* Start THE INPUT *

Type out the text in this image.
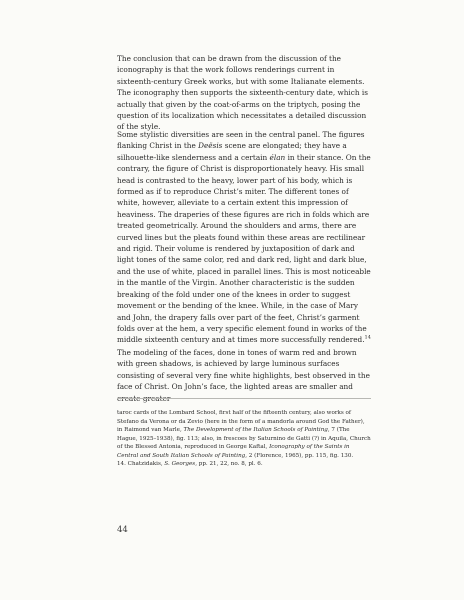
The conclusion that can be drawn from the discussion of the iconography is that the work follows renderings current in sixteenth-century Greek works, but with some Italianate elements. The iconography then supports the sixteenth-century date, which is actually that given by the coat-of-arms on the triptych, posing the question of its localization which necessitates a detailed discussion of the style.

Some stylistic diversities are seen in the central panel. The figures flanking Christ in the Deësis scene are elongated; they have a silhouette-like slenderness and a certain élan in their stance. On the contrary, the figure of Christ is disproportionately heavy. His small head is contrasted to the heavy, lower part of his body, which is formed as if to reproduce Christ’s miter. The different tones of white, however, alleviate to a certain extent this impression of heaviness. The draperies of these figures are rich in folds which are treated geometrically. Around the shoulders and arms, there are curved lines but the pleats found within these areas are rectilinear and rigid. Their volume is rendered by juxtaposition of dark and light tones of the same color, red and dark red, light and dark blue, and the use of white, placed in parallel lines. This is most noticeable in the mantle of the Virgin. Another characteristic is the sudden breaking of the fold under one of the knees in order to suggest movement or the bending of the knee. While, in the case of Mary and John, the drapery falls over part of the feet, Christ’s garment folds over at the hem, a very specific element found in works of the middle sixteenth century and at times more successfully rendered.$^{14}$

The modeling of the faces, done in tones of warm red and brown with green shadows, is achieved by large luminous surfaces consisting of several very fine white highlights, best observed in the face of Christ. On John’s face, the lighted areas are smaller and create greater

taroc cards of the Lombard School, first half of the fifteenth century, also works of Stefano da Verona or da Zevio (here in the form of a mandorla around God the Father), in Raimond van Marle, The Development of the Italian Schools of Painting, 7 (The Hague, 1925–1938), fig. 113; also, in frescoes by Saturnino de Gatti (?) in Aquila, Church of the Blessed Antonia, reproduced in George Kaftal, Iconography of the Saints in Central and South Italian Schools of Painting, 2 (Florence, 1965), pp. 115, fig. 130.

14. Chatzidakis, S. Georges, pp. 21, 22, no. 8, pl. 6.

44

* End THE INPUT *

# [DIRECTIONS]
All of the entries above should be copied exactly, except for the pictures.

# [WRITTEN RESPONSE]
Type out the text in this image.
The conclusion that can be drawn from the discussion of the iconography is that the work follows renderings current in sixteenth-century Greek works, but with some Italianate elements. The iconography then supports the sixteenth-century date, which is actually that given by the coat-of-arms on the triptych, posing the question of its localization which necessitates a detailed discussion of the style.

Some stylistic diversities are seen in the central panel. The figures flanking Christ in the Deësis scene are elongated; they have a silhouette-like slenderness and a certain élan in their stance. On the contrary, the figure of Christ is disproportionately heavy. His small head is contrasted to the heavy, lower part of his body, which is formed as if to reproduce Christ’s miter. The different tones of white, however, alleviate to a certain extent this impression of heaviness. The draperies of these figures are rich in folds which are treated geometrically. Around the shoulders and arms, there are curved lines but the pleats found within these areas are rectilinear and rigid. Their volume is rendered by juxtaposition of dark and light tones of the same color, red and dark red, light and dark blue, and the use of white, placed in parallel lines. This is most noticeable in the mantle of the Virgin. Another characteristic is the sudden breaking of the fold under one of the knees in order to suggest movement or the bending of the knee. While, in the case of Mary and John, the drapery falls over part of the feet, Christ’s garment folds over at the hem, a very specific element found in works of the middle sixteenth century and at times more successfully rendered.$^{14}$

The modeling of the faces, done in tones of warm red and brown with green shadows, is achieved by large luminous surfaces consisting of several very fine white highlights, best observed in the face of Christ. On John’s face, the lighted areas are smaller and create greater

taroc cards of the Lombard School, first half of the fifteenth century, also works of Stefano da Verona or da Zevio (here in the form of a mandorla around God the Father), in Raimond van Marle, The Development of the Italian Schools of Painting, 7 (The Hague, 1925–1938), fig. 113; also, in frescoes by Saturnino de Gatti (?) in Aquila, Church of the Blessed Antonia, reproduced in George Kaftal, Iconography of the Saints in Central and South Italian Schools of Painting, 2 (Florence, 1965), pp. 115, fig. 130.

14. Chatzidakis, S. Georges, pp. 21, 22, no. 8, pl. 6.

44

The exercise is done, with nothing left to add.